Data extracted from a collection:

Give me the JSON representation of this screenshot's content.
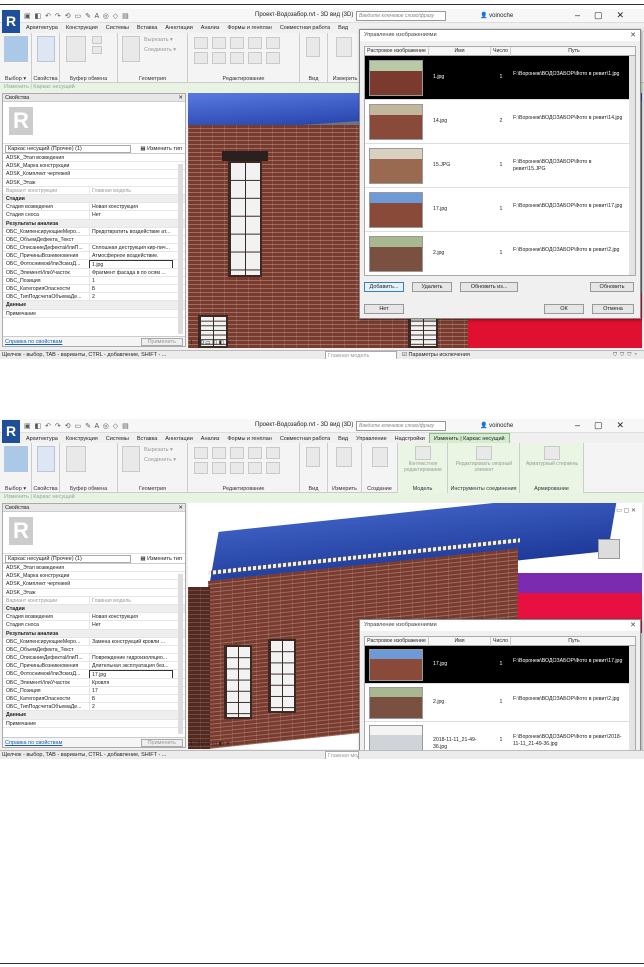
{
  "screens": [
    {
      "doc_title": "Проект-Водозабор.rvt - 3D вид (3D)",
      "search_placeholder": "Введите ключевое слово/фразу",
      "user": "voinoche",
      "tabs": [
        "Архитектура",
        "Конструкция",
        "Системы",
        "Вставка",
        "Аннотации",
        "Анализ",
        "Формы и генплан",
        "Совместная работа",
        "Вид"
      ],
      "ribbon": {
        "select": "Выбор ▾",
        "props": "Свойства",
        "clipboard": "Буфер обмена",
        "geometry": "Геометрия",
        "modify": "Редактирование",
        "view": "Вид",
        "measure": "Измерить",
        "cut": "Вырезать ▾",
        "join": "Соединить ▾",
        "paste": "Вставить",
        "modify_btn": "Изменить"
      },
      "context_bar": "Изменить | Каркас несущий",
      "properties": {
        "title": "Свойства",
        "type": "Каркас несущий (Прочее) (1)",
        "edit_type": "Изменить тип",
        "rows": [
          {
            "k": "ADSK_Этап возведения",
            "v": ""
          },
          {
            "k": "ADSK_Марка конструкции",
            "v": ""
          },
          {
            "k": "ADSK_Комплект чертежей",
            "v": ""
          },
          {
            "k": "ADSK_Этаж",
            "v": ""
          },
          {
            "k": "Вариант конструкции",
            "v": "Главная модель",
            "grey": true
          },
          {
            "k": "Стадии",
            "v": "",
            "sec": true
          },
          {
            "k": "Стадия возведения",
            "v": "Новая конструкция"
          },
          {
            "k": "Стадия сноса",
            "v": "Нет"
          },
          {
            "k": "Результаты анализа",
            "v": "",
            "sec": true
          },
          {
            "k": "ОБС_КомпенсирующиеМеро...",
            "v": "Предотвратить воздействие ат..."
          },
          {
            "k": "ОБС_ОбъемДефекта_Текст",
            "v": ""
          },
          {
            "k": "ОБС_ОписаниеДефектаИлиП...",
            "v": "Сплошная деструкция кир-пич..."
          },
          {
            "k": "ОБС_ПричиныВозникновения",
            "v": "Атмосферное воздействие."
          },
          {
            "k": "ОБС_ФотоснимокИлиЭскизД...",
            "v": "1.jpg",
            "hl": true
          },
          {
            "k": "ОБС_ЭлементИлиУчасток",
            "v": "Фрагмент фасада в по осям ..."
          },
          {
            "k": "ОБС_Позиция",
            "v": "1"
          },
          {
            "k": "ОБС_КатегорияОпасности",
            "v": "Б"
          },
          {
            "k": "ОБС_ТипПодсчетаОбъемаДе...",
            "v": "2"
          },
          {
            "k": "Данные",
            "v": "",
            "sec": true
          },
          {
            "k": "Примечание",
            "v": ""
          }
        ],
        "link": "Справка по свойствам",
        "apply": "Применить"
      },
      "scale": "1 : 50",
      "status": "Щелчок - выбор, TAB - варианты, CTRL - добавление, SHIFT - ...",
      "model_field": "Главная модель",
      "exclusions": "Параметры исключения",
      "dialog": {
        "title": "Управление изображениями",
        "cols": [
          "Растровое изображение",
          "Имя",
          "Число",
          "Путь"
        ],
        "rows": [
          {
            "name": "1.jpg",
            "count": "1",
            "path": "F:\\Воронеж\\ВОДОЗАБОР\\Фото в ревит\\1.jpg",
            "sel": true
          },
          {
            "name": "14.jpg",
            "count": "2",
            "path": "F:\\Воронеж\\ВОДОЗАБОР\\Фото в ревит\\14.jpg"
          },
          {
            "name": "15.JPG",
            "count": "1",
            "path": "F:\\Воронеж\\ВОДОЗАБОР\\Фото в ревит\\15.JPG"
          },
          {
            "name": "17.jpg",
            "count": "1",
            "path": "F:\\Воронеж\\ВОДОЗАБОР\\Фото в ревит\\17.jpg"
          },
          {
            "name": "2.jpg",
            "count": "1",
            "path": "F:\\Воронеж\\ВОДОЗАБОР\\Фото в ревит\\2.jpg"
          }
        ],
        "add": "Добавить...",
        "delete": "Удалить",
        "reload": "Обновить из...",
        "refresh": "Обновить",
        "no": "Нет",
        "ok": "ОК",
        "cancel": "Отмена"
      }
    },
    {
      "doc_title": "Проект-Водозабор.rvt - 3D вид (3D)",
      "search_placeholder": "Введите ключевое слово/фразу",
      "user": "voinoche",
      "tabs": [
        "Архитектура",
        "Конструкция",
        "Системы",
        "Вставка",
        "Аннотации",
        "Анализ",
        "Формы и генплан",
        "Совместная работа",
        "Вид",
        "Управление",
        "Надстройки",
        "Изменить | Каркас несущий"
      ],
      "ribbon": {
        "select": "Выбор ▾",
        "props": "Свойства",
        "clipboard": "Буфер обмена",
        "geometry": "Геометрия",
        "modify": "Редактирование",
        "view": "Вид",
        "measure": "Измерить",
        "create": "Создание",
        "model": "Модель",
        "tools": "Инструменты соединения",
        "rebar": "Армирование",
        "edit_profile": "Контекстное редактирование",
        "edit_support": "Редактировать опорный элемент",
        "rebar_btn": "Арматурный стержень",
        "cut": "Вырезать ▾",
        "join": "Соединить ▾",
        "paste": "Вставить",
        "modify_btn": "Изменить"
      },
      "context_bar": "Изменить | Каркас несущий",
      "properties": {
        "title": "Свойства",
        "type": "Каркас несущий (Прочее) (1)",
        "edit_type": "Изменить тип",
        "rows": [
          {
            "k": "ADSK_Этап возведения",
            "v": ""
          },
          {
            "k": "ADSK_Марка конструкции",
            "v": ""
          },
          {
            "k": "ADSK_Комплект чертежей",
            "v": ""
          },
          {
            "k": "ADSK_Этаж",
            "v": ""
          },
          {
            "k": "Вариант конструкции",
            "v": "Главная модель",
            "grey": true
          },
          {
            "k": "Стадии",
            "v": "",
            "sec": true
          },
          {
            "k": "Стадия возведения",
            "v": "Новая конструкция"
          },
          {
            "k": "Стадия сноса",
            "v": "Нет"
          },
          {
            "k": "Результаты анализа",
            "v": "",
            "sec": true
          },
          {
            "k": "ОБС_КомпенсирующиеМеро...",
            "v": "Замена конструкций кровли ..."
          },
          {
            "k": "ОБС_ОбъемДефекта_Текст",
            "v": ""
          },
          {
            "k": "ОБС_ОписаниеДефектаИлиП...",
            "v": "Повреждение гидроизоляцио..."
          },
          {
            "k": "ОБС_ПричиныВозникновения",
            "v": "Длительная эксплуатация без..."
          },
          {
            "k": "ОБС_ФотоснимокИлиЭскизД...",
            "v": "17.jpg",
            "hl": true
          },
          {
            "k": "ОБС_ЭлементИлиУчасток",
            "v": "Кровля"
          },
          {
            "k": "ОБС_Позиция",
            "v": "17"
          },
          {
            "k": "ОБС_КатегорияОпасности",
            "v": "Б"
          },
          {
            "k": "ОБС_ТипПодсчетаОбъемаДе...",
            "v": "2"
          },
          {
            "k": "Данные",
            "v": "",
            "sec": true
          },
          {
            "k": "Примечание",
            "v": ""
          }
        ],
        "link": "Справка по свойствам",
        "apply": "Применить"
      },
      "scale": "1 : 50",
      "status": "Щелчок - выбор, TAB - варианты, CTRL - добавление, SHIFT - ...",
      "model_field": "Главная модель",
      "dialog": {
        "title": "Управление изображениями",
        "cols": [
          "Растровое изображение",
          "Имя",
          "Число",
          "Путь"
        ],
        "rows": [
          {
            "name": "17.jpg",
            "count": "1",
            "path": "F:\\Воронеж\\ВОДОЗАБОР\\Фото в ревит\\17.jpg",
            "sel": true
          },
          {
            "name": "2.jpg",
            "count": "1",
            "path": "F:\\Воронеж\\ВОДОЗАБОР\\Фото в ревит\\2.jpg"
          },
          {
            "name": "2018-11-11_21-49-36.jpg",
            "count": "1",
            "path": "F:\\Воронеж\\ВОДОЗАБОР\\Фото в ревит\\2018-11-11_21-49-36.jpg"
          }
        ]
      }
    }
  ]
}
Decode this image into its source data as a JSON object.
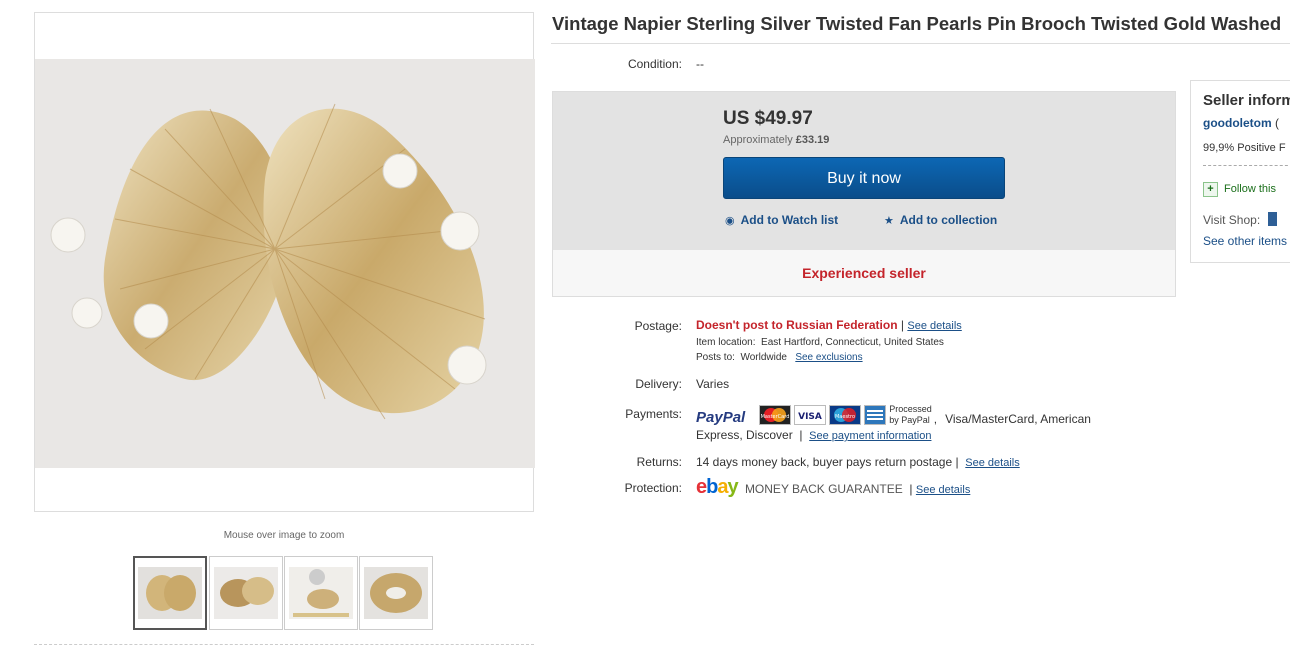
{
  "title": "Vintage Napier Sterling Silver Twisted Fan Pearls Pin Brooch Twisted Gold Washed",
  "gallery": {
    "zoom_hint": "Mouse over image to zoom"
  },
  "condition": {
    "label": "Condition:",
    "value": "--"
  },
  "price": {
    "amount": "US $49.97",
    "approx_prefix": "Approximately",
    "approx_value": "£33.19",
    "buy_label": "Buy it now",
    "watch_label": "Add to Watch list",
    "collection_label": "Add to collection",
    "experienced": "Experienced seller"
  },
  "postage": {
    "label": "Postage:",
    "value": "Doesn't post to Russian Federation",
    "sep": "|",
    "details_link": "See details",
    "location_label": "Item location:",
    "location": "East Hartford, Connecticut, United States",
    "posts_label": "Posts to:",
    "posts": "Worldwide",
    "exclusions_link": "See exclusions"
  },
  "delivery": {
    "label": "Delivery:",
    "value": "Varies"
  },
  "payments": {
    "label": "Payments:",
    "paypal": "PayPal",
    "processed_line1": "Processed",
    "processed_line2": "by PayPal",
    "comma": ",",
    "methods_line1": "Visa/MasterCard, American",
    "methods_line2": "Express, Discover",
    "sep": "|",
    "info_link": "See payment information",
    "card_mastercard": "MasterCard",
    "card_visa": "VISA",
    "card_maestro": "Maestro"
  },
  "returns": {
    "label": "Returns:",
    "value": "14 days money back, buyer pays return postage",
    "sep": "|",
    "details_link": "See details"
  },
  "protection": {
    "label": "Protection:",
    "ebay_e": "e",
    "ebay_b": "b",
    "ebay_a": "a",
    "ebay_y": "y",
    "guarantee": "MONEY BACK GUARANTEE",
    "sep": "|",
    "details_link": "See details"
  },
  "seller": {
    "heading": "Seller inform",
    "name": "goodoletom",
    "paren": "(",
    "feedback": "99,9% Positive F",
    "follow": "Follow this",
    "visit_shop": "Visit Shop:",
    "other_items": "See other items"
  },
  "colors": {
    "link": "#1b4f87",
    "alert_red": "#c4242b",
    "button_blue": "#0a4d8a"
  }
}
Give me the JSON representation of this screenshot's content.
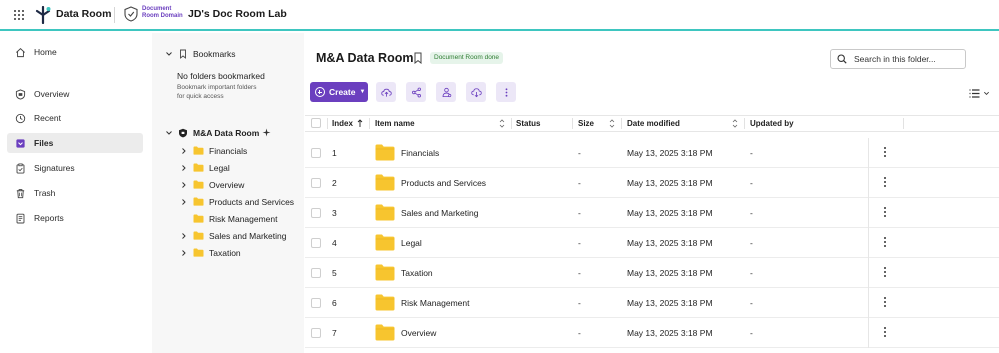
{
  "header": {
    "app_name": "Data Room",
    "domain_tag_line1": "Document",
    "domain_tag_line2": "Room Domain",
    "workspace_name": "JD's Doc Room Lab",
    "accent_color": "#3ec6c0",
    "brand_color": "#6b3fbf"
  },
  "nav": {
    "items": [
      {
        "label": "Home",
        "icon": "home-icon"
      },
      {
        "label": "Overview",
        "icon": "overview-icon"
      },
      {
        "label": "Recent",
        "icon": "clock-icon"
      },
      {
        "label": "Files",
        "icon": "files-icon",
        "active": true
      },
      {
        "label": "Signatures",
        "icon": "clipboard-icon"
      },
      {
        "label": "Trash",
        "icon": "trash-icon"
      },
      {
        "label": "Reports",
        "icon": "reports-icon"
      }
    ]
  },
  "tree": {
    "bookmarks_label": "Bookmarks",
    "bookmarks_empty": "No folders bookmarked",
    "bookmarks_hint_line1": "Bookmark important folders",
    "bookmarks_hint_line2": "for quick access",
    "root_label": "M&A Data Room",
    "folders": [
      {
        "label": "Financials",
        "expandable": true
      },
      {
        "label": "Legal",
        "expandable": true
      },
      {
        "label": "Overview",
        "expandable": true
      },
      {
        "label": "Products and Services",
        "expandable": true
      },
      {
        "label": "Risk Management",
        "expandable": false
      },
      {
        "label": "Sales and Marketing",
        "expandable": true
      },
      {
        "label": "Taxation",
        "expandable": true
      }
    ]
  },
  "main": {
    "title": "M&A Data Room",
    "status_badge": "Document Room done",
    "search_placeholder": "Search in this folder...",
    "create_label": "Create",
    "columns": {
      "index": "Index",
      "item_name": "Item name",
      "status": "Status",
      "size": "Size",
      "date_modified": "Date modified",
      "updated_by": "Updated by"
    },
    "rows": [
      {
        "index": "1",
        "name": "Financials",
        "size": "-",
        "date": "May 13, 2025 3:18 PM",
        "updated_by": "-"
      },
      {
        "index": "2",
        "name": "Products and Services",
        "size": "-",
        "date": "May 13, 2025 3:18 PM",
        "updated_by": "-"
      },
      {
        "index": "3",
        "name": "Sales and Marketing",
        "size": "-",
        "date": "May 13, 2025 3:18 PM",
        "updated_by": "-"
      },
      {
        "index": "4",
        "name": "Legal",
        "size": "-",
        "date": "May 13, 2025 3:18 PM",
        "updated_by": "-"
      },
      {
        "index": "5",
        "name": "Taxation",
        "size": "-",
        "date": "May 13, 2025 3:18 PM",
        "updated_by": "-"
      },
      {
        "index": "6",
        "name": "Risk Management",
        "size": "-",
        "date": "May 13, 2025 3:18 PM",
        "updated_by": "-"
      },
      {
        "index": "7",
        "name": "Overview",
        "size": "-",
        "date": "May 13, 2025 3:18 PM",
        "updated_by": "-"
      }
    ]
  }
}
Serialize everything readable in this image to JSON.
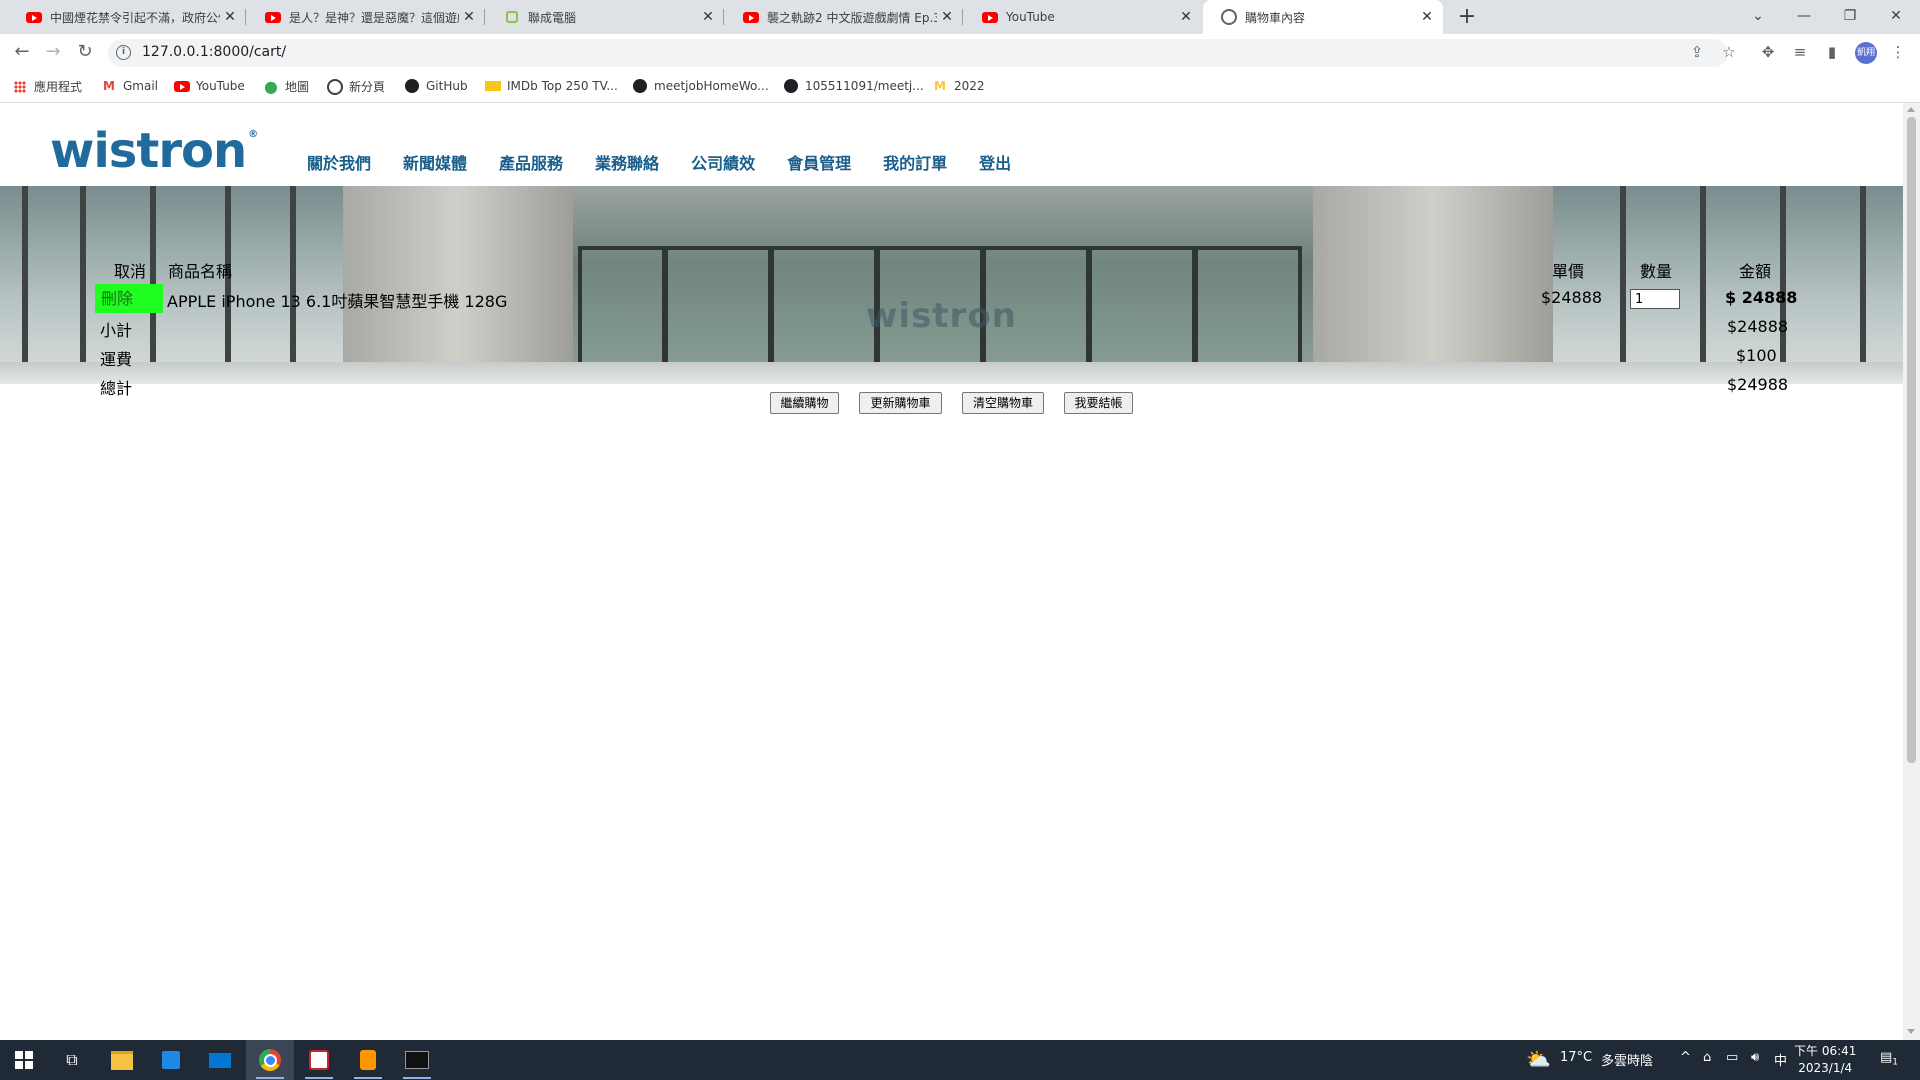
{
  "browser": {
    "tabs": [
      {
        "title": "中國煙花禁令引起不滿，政府公佈...",
        "icon": "youtube-icon",
        "active": false
      },
      {
        "title": "是人？是神？還是惡魔？這個遊戲...",
        "icon": "youtube-icon",
        "active": false
      },
      {
        "title": "聯成電腦",
        "icon": "lccnet-icon",
        "active": false
      },
      {
        "title": "襲之軌跡2 中文版遊戲劇情 Ep.3 ...",
        "icon": "youtube-icon",
        "active": false
      },
      {
        "title": "YouTube",
        "icon": "youtube-icon",
        "active": false
      },
      {
        "title": "購物車內容",
        "icon": "globe-icon",
        "active": true
      }
    ],
    "url": "127.0.0.1:8000/cart/",
    "profile_initials": "凱翔",
    "bookmarks": [
      {
        "label": "應用程式",
        "icon": "apps-icon"
      },
      {
        "label": "Gmail",
        "icon": "gmail-icon"
      },
      {
        "label": "YouTube",
        "icon": "youtube-icon"
      },
      {
        "label": "地圖",
        "icon": "maps-icon"
      },
      {
        "label": "新分頁",
        "icon": "globe-icon"
      },
      {
        "label": "GitHub",
        "icon": "github-icon"
      },
      {
        "label": "IMDb Top 250 TV...",
        "icon": "imdb-icon"
      },
      {
        "label": "meetjobHomeWo...",
        "icon": "github-icon"
      },
      {
        "label": "105511091/meetj...",
        "icon": "github-icon"
      },
      {
        "label": "2022",
        "icon": "mcdonalds-icon"
      }
    ]
  },
  "site": {
    "logo_text": "wistron",
    "logo_mark": "®",
    "nav": [
      "關於我們",
      "新聞媒體",
      "產品服務",
      "業務聯絡",
      "公司績效",
      "會員管理",
      "我的訂單",
      "登出"
    ],
    "banner_text": "wistron"
  },
  "cart": {
    "headers": {
      "cancel": "取消",
      "product": "商品名稱",
      "unit_price": "單價",
      "quantity": "數量",
      "amount": "金額"
    },
    "items": [
      {
        "delete_label": "刪除",
        "name": "APPLE iPhone 13 6.1吋蘋果智慧型手機 128G",
        "unit_price": "$24888",
        "quantity": "1",
        "amount": "$ 24888"
      }
    ],
    "subtotal_label": "小計",
    "subtotal": "$24888",
    "shipping_label": "運費",
    "shipping": "$100",
    "total_label": "總計",
    "total": "$24988",
    "actions": [
      "繼續購物",
      "更新購物車",
      "清空購物車",
      "我要結帳"
    ]
  },
  "taskbar": {
    "weather_temp": "17°C",
    "weather_desc": "多雲時陰",
    "ime": "中",
    "time": "下午 06:41",
    "date": "2023/1/4",
    "notifications": "1"
  }
}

▸ **WHAT TO WORK ON**: Show, from the material above, each line that includes the string "Document".

▸ **RESPONSE**:
    "domain_tag_line1": "Document",
    "status_badge": "Document Room done",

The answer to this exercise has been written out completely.